----- Given records

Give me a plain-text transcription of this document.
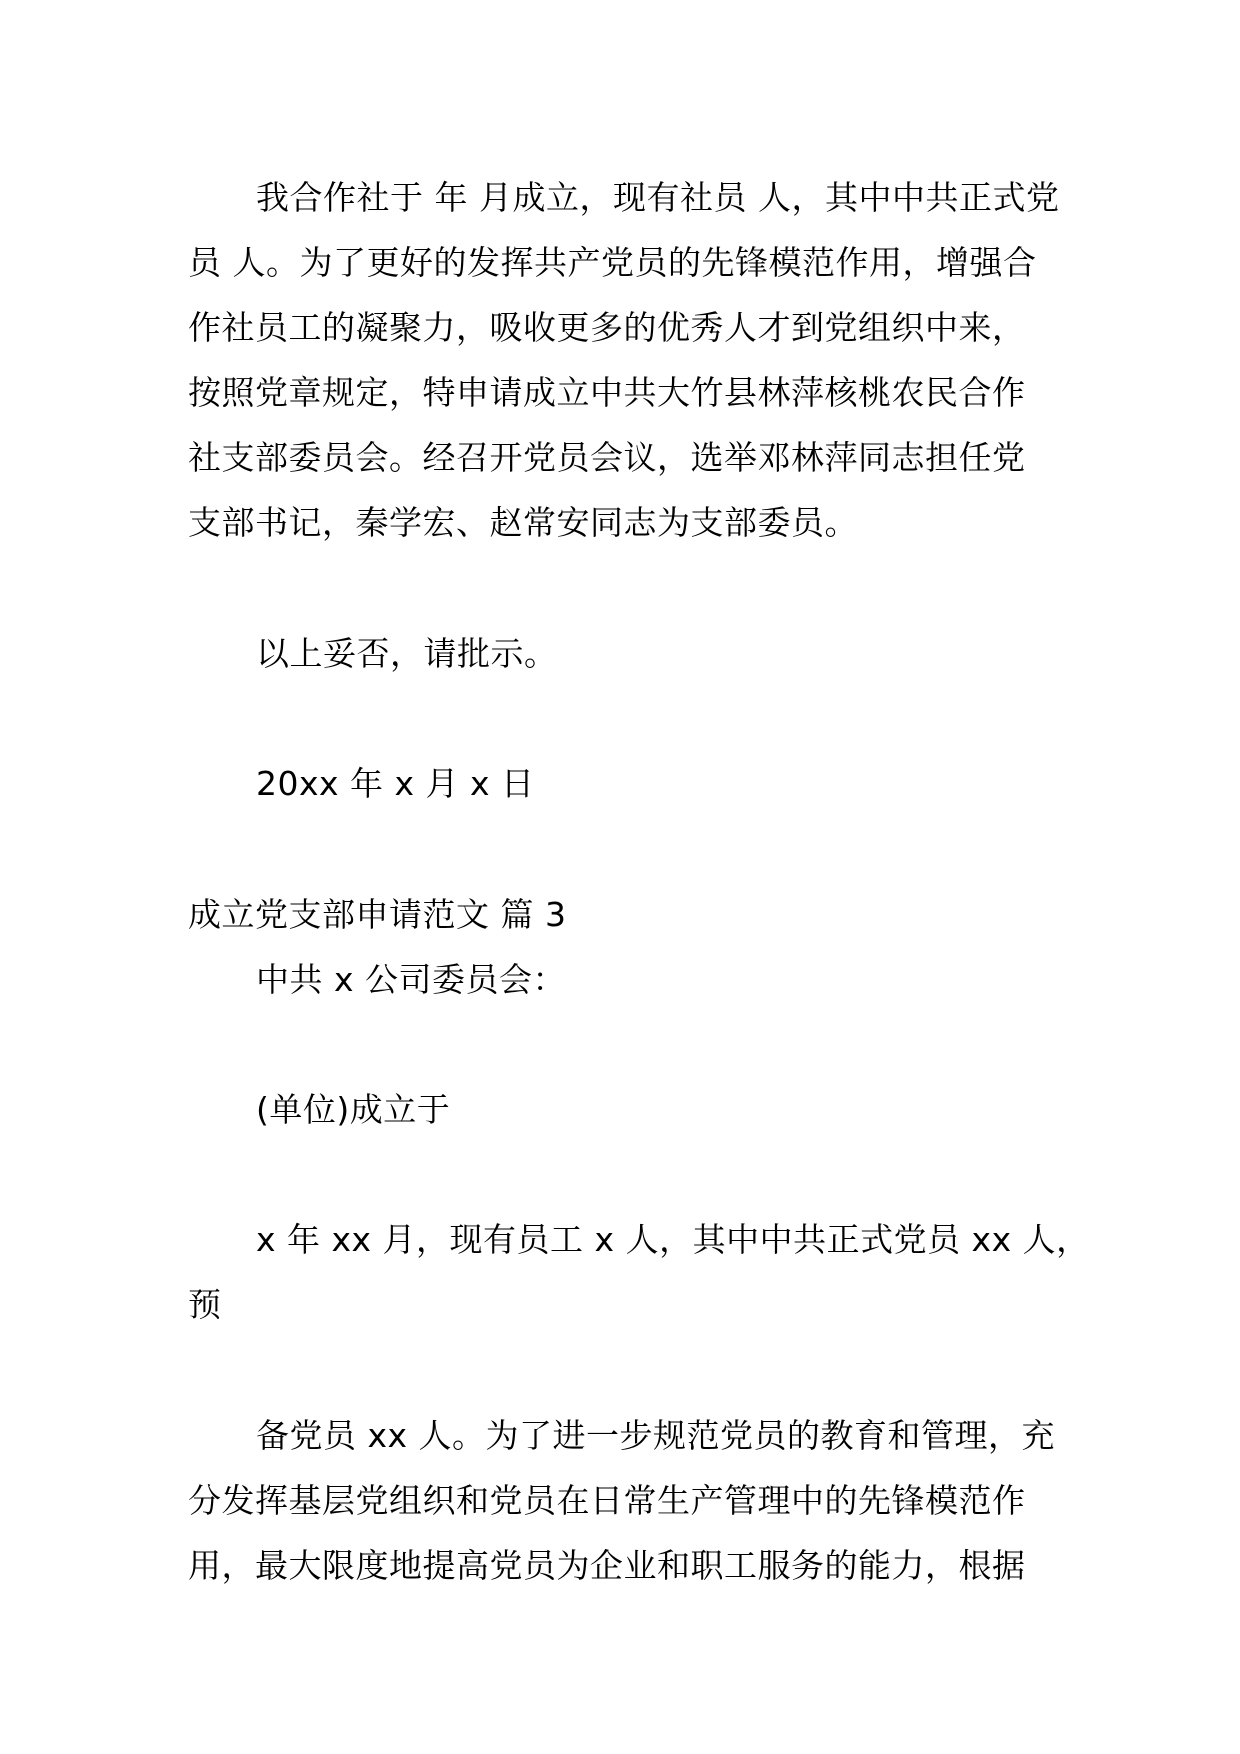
我合作社于 年 月成立，现有社员 人，其中中共正式党
员 人。为了更好的发挥共产党员的先锋模范作用，增强合
作社员工的凝聚力，吸收更多的优秀人才到党组织中来，
按照党章规定，特申请成立中共大竹县林萍核桃农民合作
社支部委员会。经召开党员会议，选举邓林萍同志担任党
支部书记，秦学宏、赵常安同志为支部委员。
以上妥否，请批示。
20xx 年 x 月 x 日
成立党支部申请范文 篇 3
中共 x 公司委员会：
(单位)成立于
x 年 xx 月，现有员工 x 人，其中中共正式党员 xx 人，
预
备党员 xx 人。为了进一步规范党员的教育和管理，充
分发挥基层党组织和党员在日常生产管理中的先锋模范作
用，最大限度地提高党员为企业和职工服务的能力，根据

----------

* What is expected: Keep the pictures out of the copy and return the rest of the data above exactly.

* Solution to this exercise:
Give me a plain-text transcription of this document.
我合作社于 年 月成立，现有社员 人，其中中共正式党
员 人。为了更好的发挥共产党员的先锋模范作用，增强合
作社员工的凝聚力，吸收更多的优秀人才到党组织中来，
按照党章规定，特申请成立中共大竹县林萍核桃农民合作
社支部委员会。经召开党员会议，选举邓林萍同志担任党
支部书记，秦学宏、赵常安同志为支部委员。
以上妥否，请批示。
20xx 年 x 月 x 日
成立党支部申请范文 篇 3
中共 x 公司委员会：
(单位)成立于
x 年 xx 月，现有员工 x 人，其中中共正式党员 xx 人，
预
备党员 xx 人。为了进一步规范党员的教育和管理，充
分发挥基层党组织和党员在日常生产管理中的先锋模范作
用，最大限度地提高党员为企业和职工服务的能力，根据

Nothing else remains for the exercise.